- _SET EXERCISE_: Your task is to copy every line of the entries that contains "What".

- _GIVEN DATA_:
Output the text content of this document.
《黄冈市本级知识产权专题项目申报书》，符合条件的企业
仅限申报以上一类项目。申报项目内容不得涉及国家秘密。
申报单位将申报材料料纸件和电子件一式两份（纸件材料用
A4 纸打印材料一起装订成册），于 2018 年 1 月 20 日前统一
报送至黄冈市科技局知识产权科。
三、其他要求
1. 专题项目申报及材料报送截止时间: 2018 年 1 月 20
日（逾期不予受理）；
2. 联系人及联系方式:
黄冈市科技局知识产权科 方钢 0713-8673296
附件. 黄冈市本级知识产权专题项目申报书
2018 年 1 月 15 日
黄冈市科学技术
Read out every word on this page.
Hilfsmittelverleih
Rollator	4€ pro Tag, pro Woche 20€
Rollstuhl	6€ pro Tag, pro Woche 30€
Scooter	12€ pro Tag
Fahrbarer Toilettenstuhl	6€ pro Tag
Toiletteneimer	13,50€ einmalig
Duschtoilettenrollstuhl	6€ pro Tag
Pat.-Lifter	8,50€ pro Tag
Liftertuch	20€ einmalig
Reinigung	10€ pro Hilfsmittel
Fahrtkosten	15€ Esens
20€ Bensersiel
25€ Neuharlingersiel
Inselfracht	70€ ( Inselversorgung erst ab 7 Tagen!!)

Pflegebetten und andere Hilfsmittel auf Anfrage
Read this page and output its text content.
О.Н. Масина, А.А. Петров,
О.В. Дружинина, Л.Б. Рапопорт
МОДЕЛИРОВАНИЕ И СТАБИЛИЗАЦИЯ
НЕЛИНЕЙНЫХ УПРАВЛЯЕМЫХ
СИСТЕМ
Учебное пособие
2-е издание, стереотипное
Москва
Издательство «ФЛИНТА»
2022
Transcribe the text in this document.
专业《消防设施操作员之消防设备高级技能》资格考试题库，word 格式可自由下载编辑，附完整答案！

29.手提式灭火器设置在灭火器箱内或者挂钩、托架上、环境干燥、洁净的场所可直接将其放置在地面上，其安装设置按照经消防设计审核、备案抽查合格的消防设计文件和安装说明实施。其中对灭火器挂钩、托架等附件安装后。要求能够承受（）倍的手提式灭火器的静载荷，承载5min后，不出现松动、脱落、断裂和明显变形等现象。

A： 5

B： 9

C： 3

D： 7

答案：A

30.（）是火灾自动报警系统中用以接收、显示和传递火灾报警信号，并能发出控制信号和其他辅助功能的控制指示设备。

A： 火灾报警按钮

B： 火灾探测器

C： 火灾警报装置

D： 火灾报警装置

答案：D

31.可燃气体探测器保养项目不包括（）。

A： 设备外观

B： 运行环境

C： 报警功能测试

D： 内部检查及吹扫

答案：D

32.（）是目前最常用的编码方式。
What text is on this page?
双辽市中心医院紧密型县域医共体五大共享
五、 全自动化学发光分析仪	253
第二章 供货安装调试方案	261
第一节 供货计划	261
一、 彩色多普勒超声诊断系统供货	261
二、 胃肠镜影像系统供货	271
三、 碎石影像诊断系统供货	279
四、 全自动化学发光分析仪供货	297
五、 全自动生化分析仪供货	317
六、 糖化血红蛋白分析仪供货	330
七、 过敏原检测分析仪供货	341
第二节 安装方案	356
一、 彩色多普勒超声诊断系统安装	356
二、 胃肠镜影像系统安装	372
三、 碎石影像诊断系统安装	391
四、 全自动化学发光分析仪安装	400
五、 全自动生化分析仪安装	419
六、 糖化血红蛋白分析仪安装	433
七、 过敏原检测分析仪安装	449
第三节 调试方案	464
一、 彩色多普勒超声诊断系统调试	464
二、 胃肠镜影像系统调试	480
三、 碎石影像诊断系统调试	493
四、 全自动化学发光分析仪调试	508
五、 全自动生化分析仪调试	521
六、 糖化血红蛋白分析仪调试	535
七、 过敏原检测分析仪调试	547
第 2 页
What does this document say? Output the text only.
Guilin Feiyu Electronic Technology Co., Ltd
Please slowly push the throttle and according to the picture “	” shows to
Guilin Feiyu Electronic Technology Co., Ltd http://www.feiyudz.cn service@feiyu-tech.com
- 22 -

- _OUTPUT OF THE TASK_:
What text is on this page?
What does this document say? Output the text only.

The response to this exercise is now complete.